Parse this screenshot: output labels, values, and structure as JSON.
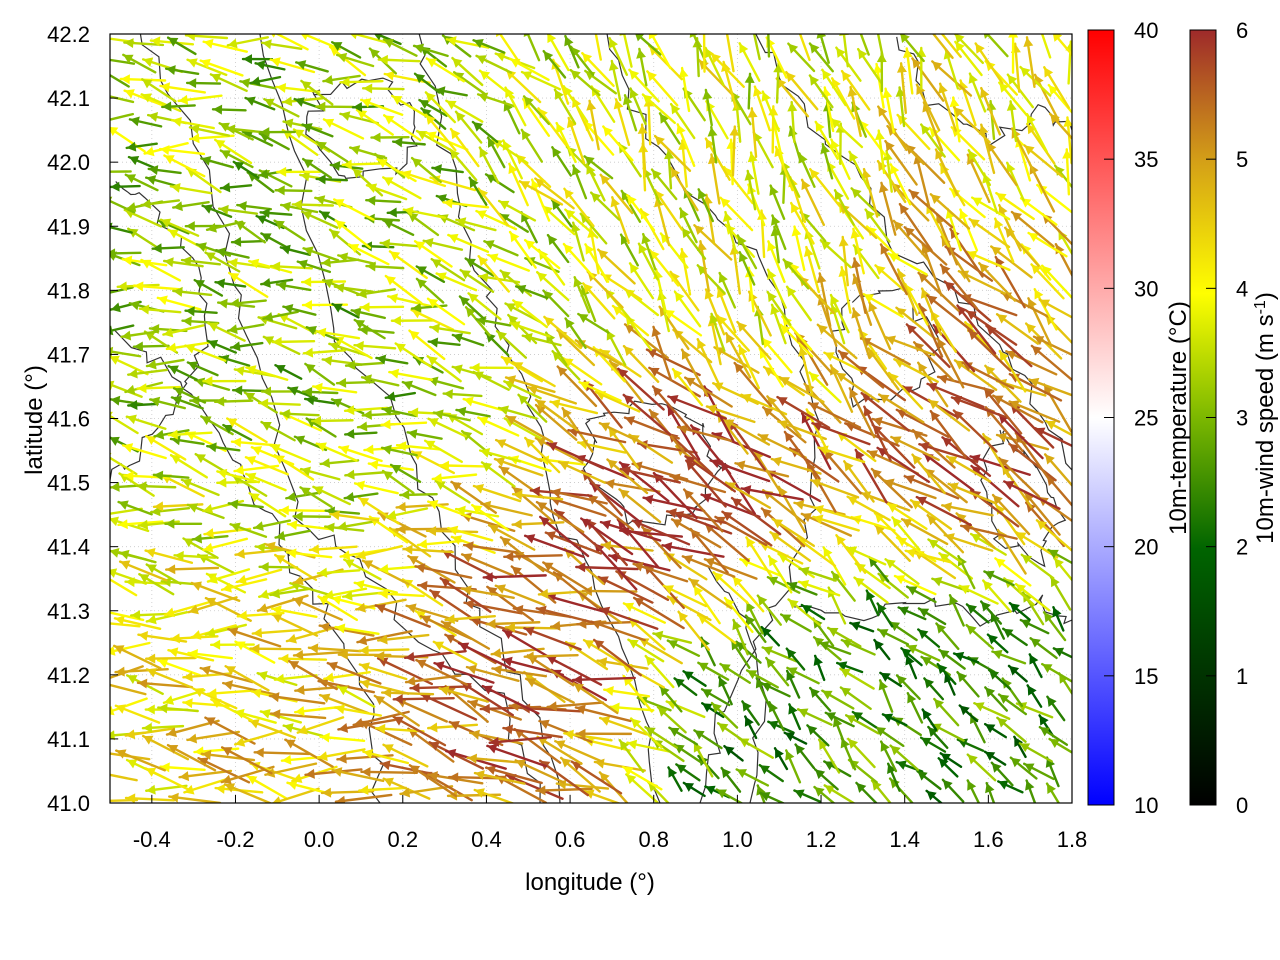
{
  "chart_data": {
    "type": "vector-field",
    "xlabel": "longitude (°)",
    "ylabel": "latitude (°)",
    "xlim": [
      -0.5,
      1.8
    ],
    "ylim": [
      41.0,
      42.2
    ],
    "x_ticks": [
      "-0.4",
      "-0.2",
      "0.0",
      "0.2",
      "0.4",
      "0.6",
      "0.8",
      "1.0",
      "1.2",
      "1.4",
      "1.6",
      "1.8"
    ],
    "y_ticks": [
      "41.0",
      "41.1",
      "41.2",
      "41.3",
      "41.4",
      "41.5",
      "41.6",
      "41.7",
      "41.8",
      "41.9",
      "42.0",
      "42.1",
      "42.2"
    ],
    "grid": true,
    "colorbars": [
      {
        "label": "10m-temperature (°C)",
        "range": [
          10,
          40
        ],
        "ticks": [
          "10",
          "15",
          "20",
          "25",
          "30",
          "35",
          "40"
        ],
        "colors": [
          "#0000ff",
          "#ffffff",
          "#ff0000"
        ]
      },
      {
        "label_main": "10m-wind speed (m s",
        "label_sup": "-1",
        "label_end": ")",
        "range": [
          0,
          6
        ],
        "ticks": [
          "0",
          "1",
          "2",
          "3",
          "4",
          "5",
          "6"
        ],
        "colors": [
          "#000000",
          "#006400",
          "#7cb800",
          "#ffff00",
          "#d4a017",
          "#9e2a2a"
        ]
      }
    ],
    "series": [
      {
        "type": "wind-arrows",
        "note_regions": [
          {
            "lon": [
              -0.5,
              0.3
            ],
            "lat": [
              41.0,
              41.4
            ],
            "speed": 4.5,
            "dir_deg": 175
          },
          {
            "lon": [
              0.2,
              0.6
            ],
            "lat": [
              41.1,
              41.4
            ],
            "speed": 5.8,
            "dir_deg": 160
          },
          {
            "lon": [
              0.6,
              1.1
            ],
            "lat": [
              41.4,
              41.65
            ],
            "speed": 5.9,
            "dir_deg": 150
          },
          {
            "lon": [
              1.3,
              1.7
            ],
            "lat": [
              41.5,
              41.95
            ],
            "speed": 5.7,
            "dir_deg": 150
          },
          {
            "lon": [
              1.0,
              1.75
            ],
            "lat": [
              41.0,
              41.3
            ],
            "speed": 2.5,
            "dir_deg": 135
          },
          {
            "lon": [
              -0.5,
              0.5
            ],
            "lat": [
              41.4,
              42.2
            ],
            "speed": 3.2,
            "dir_deg": 170
          },
          {
            "lon": [
              0.4,
              1.8
            ],
            "lat": [
              41.7,
              42.2
            ],
            "speed": 3.8,
            "dir_deg": 110
          }
        ]
      },
      {
        "type": "temperature-contours",
        "color": "#333333"
      }
    ]
  }
}
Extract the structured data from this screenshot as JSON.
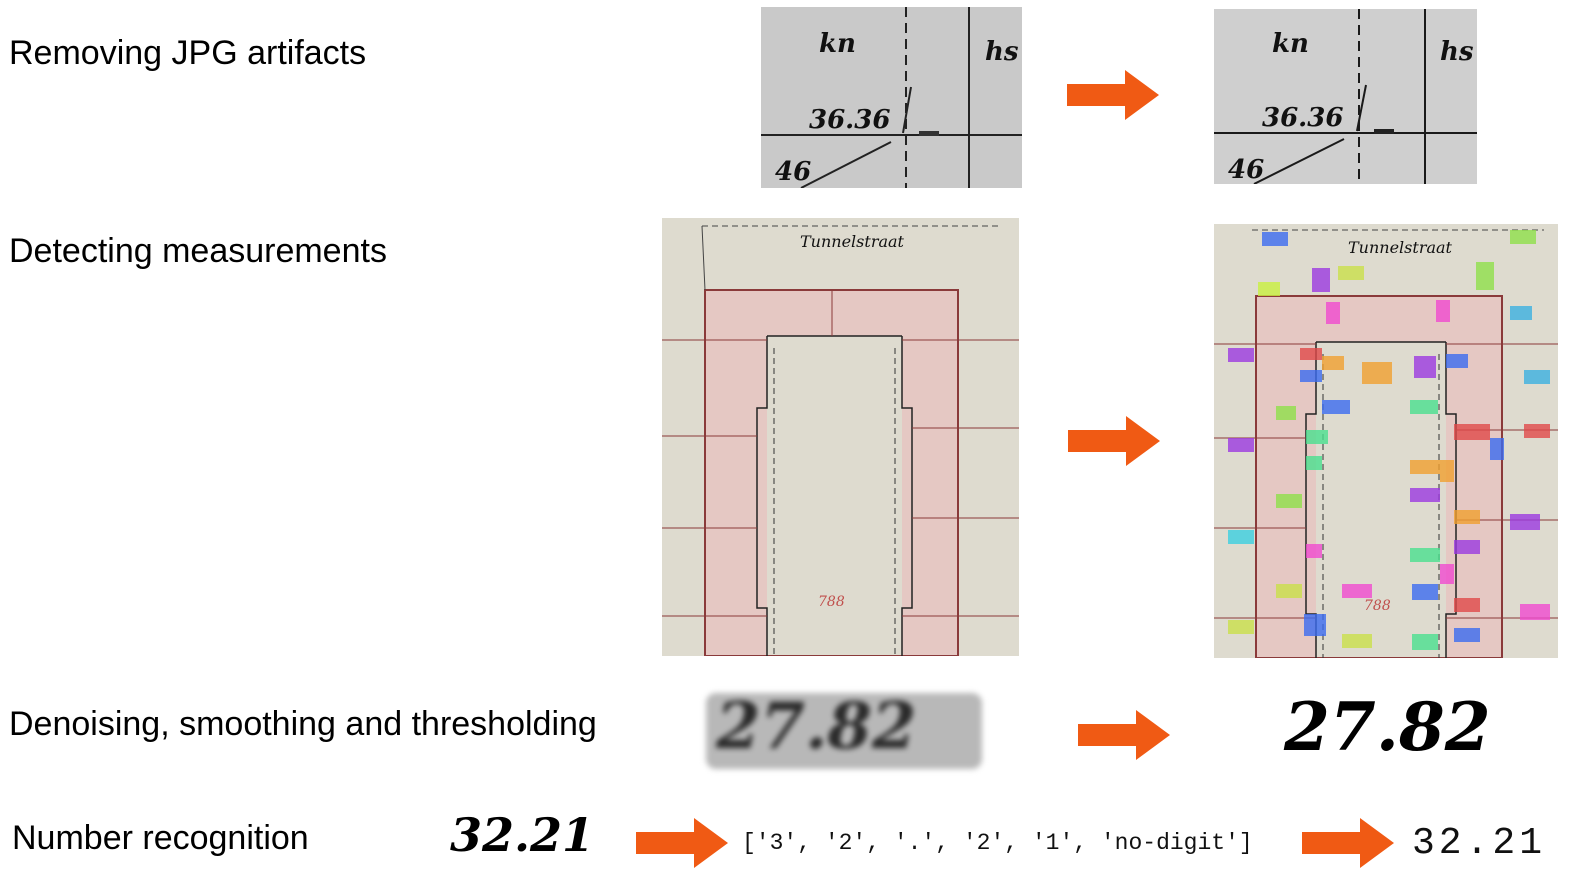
{
  "steps": [
    {
      "label": "Removing JPG artifacts"
    },
    {
      "label": "Detecting measurements"
    },
    {
      "label": "Denoising, smoothing and thresholding"
    },
    {
      "label": "Number recognition"
    }
  ],
  "colors": {
    "arrow": "#f05a14",
    "accent_red": "#c0504d"
  },
  "jpg_example": {
    "top_left": "kn",
    "top_right": "hs",
    "value": "36.36",
    "bottom": "46"
  },
  "plan_example": {
    "header": "Tunnelstraat",
    "parcel": "788"
  },
  "denoise_example": {
    "value": "27.82"
  },
  "recognition": {
    "input": "32.21",
    "tokens": "['3', '2', '.', '2', '1', 'no-digit']",
    "output": "32.21"
  }
}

• [Stated exercise]:
Transcribe the material as is, with images omitted.

• [Response to the task]:
Parse this screenshot: output labels, values, and structure as JSON.
{
  "chart_data": {
    "type": "vector-field",
    "xlabel": "longitude (°)",
    "ylabel": "latitude (°)",
    "xlim": [
      -0.5,
      1.8
    ],
    "ylim": [
      41.0,
      42.2
    ],
    "x_ticks": [
      "-0.4",
      "-0.2",
      "0.0",
      "0.2",
      "0.4",
      "0.6",
      "0.8",
      "1.0",
      "1.2",
      "1.4",
      "1.6",
      "1.8"
    ],
    "y_ticks": [
      "41.0",
      "41.1",
      "41.2",
      "41.3",
      "41.4",
      "41.5",
      "41.6",
      "41.7",
      "41.8",
      "41.9",
      "42.0",
      "42.1",
      "42.2"
    ],
    "grid": true,
    "colorbars": [
      {
        "label": "10m-temperature (°C)",
        "range": [
          10,
          40
        ],
        "ticks": [
          "10",
          "15",
          "20",
          "25",
          "30",
          "35",
          "40"
        ],
        "colors": [
          "#0000ff",
          "#ffffff",
          "#ff0000"
        ]
      },
      {
        "label_main": "10m-wind speed (m s",
        "label_sup": "-1",
        "label_end": ")",
        "range": [
          0,
          6
        ],
        "ticks": [
          "0",
          "1",
          "2",
          "3",
          "4",
          "5",
          "6"
        ],
        "colors": [
          "#000000",
          "#006400",
          "#7cb800",
          "#ffff00",
          "#d4a017",
          "#9e2a2a"
        ]
      }
    ],
    "series": [
      {
        "type": "wind-arrows",
        "note_regions": [
          {
            "lon": [
              -0.5,
              0.3
            ],
            "lat": [
              41.0,
              41.4
            ],
            "speed": 4.5,
            "dir_deg": 175
          },
          {
            "lon": [
              0.2,
              0.6
            ],
            "lat": [
              41.1,
              41.4
            ],
            "speed": 5.8,
            "dir_deg": 160
          },
          {
            "lon": [
              0.6,
              1.1
            ],
            "lat": [
              41.4,
              41.65
            ],
            "speed": 5.9,
            "dir_deg": 150
          },
          {
            "lon": [
              1.3,
              1.7
            ],
            "lat": [
              41.5,
              41.95
            ],
            "speed": 5.7,
            "dir_deg": 150
          },
          {
            "lon": [
              1.0,
              1.75
            ],
            "lat": [
              41.0,
              41.3
            ],
            "speed": 2.5,
            "dir_deg": 135
          },
          {
            "lon": [
              -0.5,
              0.5
            ],
            "lat": [
              41.4,
              42.2
            ],
            "speed": 3.2,
            "dir_deg": 170
          },
          {
            "lon": [
              0.4,
              1.8
            ],
            "lat": [
              41.7,
              42.2
            ],
            "speed": 3.8,
            "dir_deg": 110
          }
        ]
      },
      {
        "type": "temperature-contours",
        "color": "#333333"
      }
    ]
  }
}
Extract the structured data from this screenshot as JSON.
{
  "steps": [
    {
      "label": "Removing JPG artifacts"
    },
    {
      "label": "Detecting measurements"
    },
    {
      "label": "Denoising, smoothing and thresholding"
    },
    {
      "label": "Number recognition"
    }
  ],
  "colors": {
    "arrow": "#f05a14",
    "accent_red": "#c0504d"
  },
  "jpg_example": {
    "top_left": "kn",
    "top_right": "hs",
    "value": "36.36",
    "bottom": "46"
  },
  "plan_example": {
    "header": "Tunnelstraat",
    "parcel": "788"
  },
  "denoise_example": {
    "value": "27.82"
  },
  "recognition": {
    "input": "32.21",
    "tokens": "['3', '2', '.', '2', '1', 'no-digit']",
    "output": "32.21"
  }
}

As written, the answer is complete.